» WHAT NEEDS TO BE DONE
Restate the records that follow word for word; no pictures should appear.

Extracted data entries
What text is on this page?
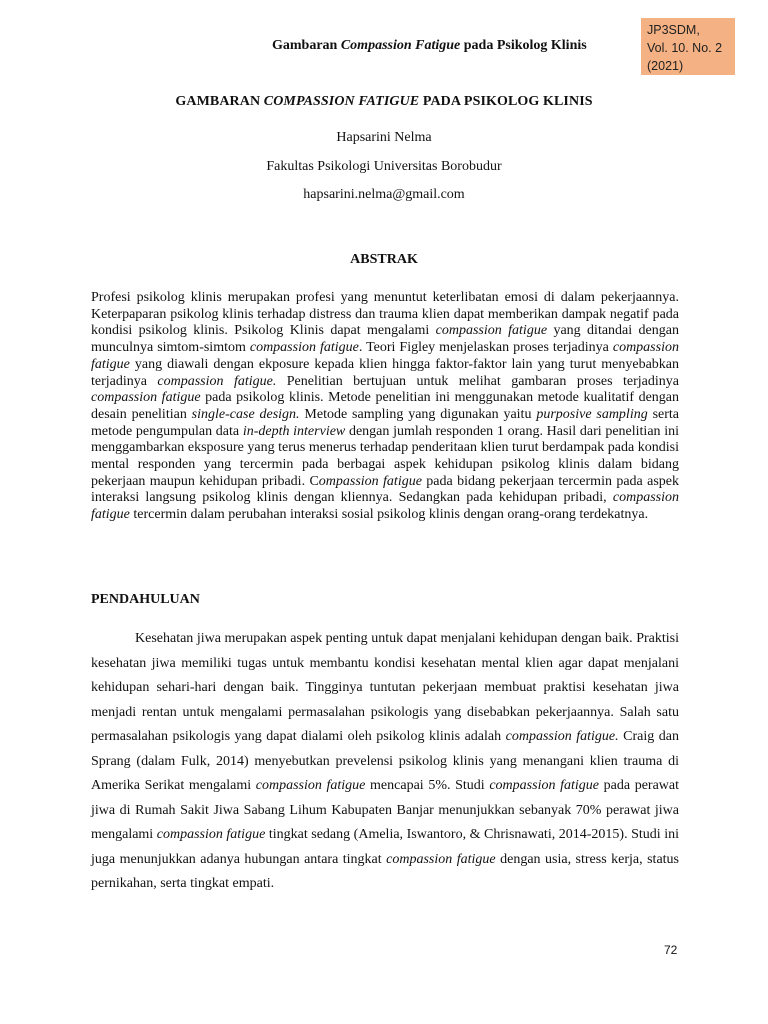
JP3SDM,
Vol. 10. No. 2
(2021)
Gambaran Compassion Fatigue pada Psikolog Klinis
GAMBARAN COMPASSION FATIGUE PADA PSIKOLOG KLINIS
Hapsarini Nelma
Fakultas Psikologi Universitas Borobudur
hapsarini.nelma@gmail.com
ABSTRAK
Profesi psikolog klinis merupakan profesi yang menuntut keterlibatan emosi di dalam pekerjaannya. Keterpaparan psikolog klinis terhadap distress dan trauma klien dapat memberikan dampak negatif pada kondisi psikolog klinis. Psikolog Klinis dapat mengalami compassion fatigue yang ditandai dengan munculnya simtom-simtom compassion fatigue. Teori Figley menjelaskan proses terjadinya compassion fatigue yang diawali dengan ekposure kepada klien hingga faktor-faktor lain yang turut menyebabkan terjadinya compassion fatigue. Penelitian bertujuan untuk melihat gambaran proses terjadinya compassion fatigue pada psikolog klinis. Metode penelitian ini menggunakan metode kualitatif dengan desain penelitian single-case design. Metode sampling yang digunakan yaitu purposive sampling serta metode pengumpulan data in-depth interview dengan jumlah responden 1 orang. Hasil dari penelitian ini menggambarkan eksposure yang terus menerus terhadap penderitaan klien turut berdampak pada kondisi mental responden yang tercermin pada berbagai aspek kehidupan psikolog klinis dalam bidang pekerjaan maupun kehidupan pribadi. Compassion fatigue pada bidang pekerjaan tercermin pada aspek interaksi langsung psikolog klinis dengan kliennya. Sedangkan pada kehidupan pribadi, compassion fatigue tercermin dalam perubahan interaksi sosial psikolog klinis dengan orang-orang terdekatnya.
PENDAHULUAN
Kesehatan jiwa merupakan aspek penting untuk dapat menjalani kehidupan dengan baik. Praktisi kesehatan jiwa memiliki tugas untuk membantu kondisi kesehatan mental klien agar dapat menjalani kehidupan sehari-hari dengan baik. Tingginya tuntutan pekerjaan membuat praktisi kesehatan jiwa menjadi rentan untuk mengalami permasalahan psikologis yang disebabkan pekerjaannya. Salah satu permasalahan psikologis yang dapat dialami oleh psikolog klinis adalah compassion fatigue. Craig dan Sprang (dalam Fulk, 2014) menyebutkan prevelensi psikolog klinis yang menangani klien trauma di Amerika Serikat mengalami compassion fatigue mencapai 5%. Studi compassion fatigue pada perawat jiwa di Rumah Sakit Jiwa Sabang Lihum Kabupaten Banjar menunjukkan sebanyak 70% perawat jiwa mengalami compassion fatigue tingkat sedang (Amelia, Iswantoro, & Chrisnawati, 2014-2015). Studi ini juga menunjukkan adanya hubungan antara tingkat compassion fatigue dengan usia, stress kerja, status pernikahan, serta tingkat empati.
72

» THE REPLY
What text is on this page?
JP3SDM,
Vol. 10. No. 2
(2021)
Gambaran Compassion Fatigue pada Psikolog Klinis
GAMBARAN COMPASSION FATIGUE PADA PSIKOLOG KLINIS
Hapsarini Nelma
Fakultas Psikologi Universitas Borobudur
hapsarini.nelma@gmail.com
ABSTRAK
Profesi psikolog klinis merupakan profesi yang menuntut keterlibatan emosi di dalam pekerjaannya. Keterpaparan psikolog klinis terhadap distress dan trauma klien dapat memberikan dampak negatif pada kondisi psikolog klinis. Psikolog Klinis dapat mengalami compassion fatigue yang ditandai dengan munculnya simtom-simtom compassion fatigue. Teori Figley menjelaskan proses terjadinya compassion fatigue yang diawali dengan ekposure kepada klien hingga faktor-faktor lain yang turut menyebabkan terjadinya compassion fatigue. Penelitian bertujuan untuk melihat gambaran proses terjadinya compassion fatigue pada psikolog klinis. Metode penelitian ini menggunakan metode kualitatif dengan desain penelitian single-case design. Metode sampling yang digunakan yaitu purposive sampling serta metode pengumpulan data in-depth interview dengan jumlah responden 1 orang. Hasil dari penelitian ini menggambarkan eksposure yang terus menerus terhadap penderitaan klien turut berdampak pada kondisi mental responden yang tercermin pada berbagai aspek kehidupan psikolog klinis dalam bidang pekerjaan maupun kehidupan pribadi. Compassion fatigue pada bidang pekerjaan tercermin pada aspek interaksi langsung psikolog klinis dengan kliennya. Sedangkan pada kehidupan pribadi, compassion fatigue tercermin dalam perubahan interaksi sosial psikolog klinis dengan orang-orang terdekatnya.
PENDAHULUAN
Kesehatan jiwa merupakan aspek penting untuk dapat menjalani kehidupan dengan baik. Praktisi kesehatan jiwa memiliki tugas untuk membantu kondisi kesehatan mental klien agar dapat menjalani kehidupan sehari-hari dengan baik. Tingginya tuntutan pekerjaan membuat praktisi kesehatan jiwa menjadi rentan untuk mengalami permasalahan psikologis yang disebabkan pekerjaannya. Salah satu permasalahan psikologis yang dapat dialami oleh psikolog klinis adalah compassion fatigue. Craig dan Sprang (dalam Fulk, 2014) menyebutkan prevelensi psikolog klinis yang menangani klien trauma di Amerika Serikat mengalami compassion fatigue mencapai 5%. Studi compassion fatigue pada perawat jiwa di Rumah Sakit Jiwa Sabang Lihum Kabupaten Banjar menunjukkan sebanyak 70% perawat jiwa mengalami compassion fatigue tingkat sedang (Amelia, Iswantoro, & Chrisnawati, 2014-2015). Studi ini juga menunjukkan adanya hubungan antara tingkat compassion fatigue dengan usia, stress kerja, status pernikahan, serta tingkat empati.
72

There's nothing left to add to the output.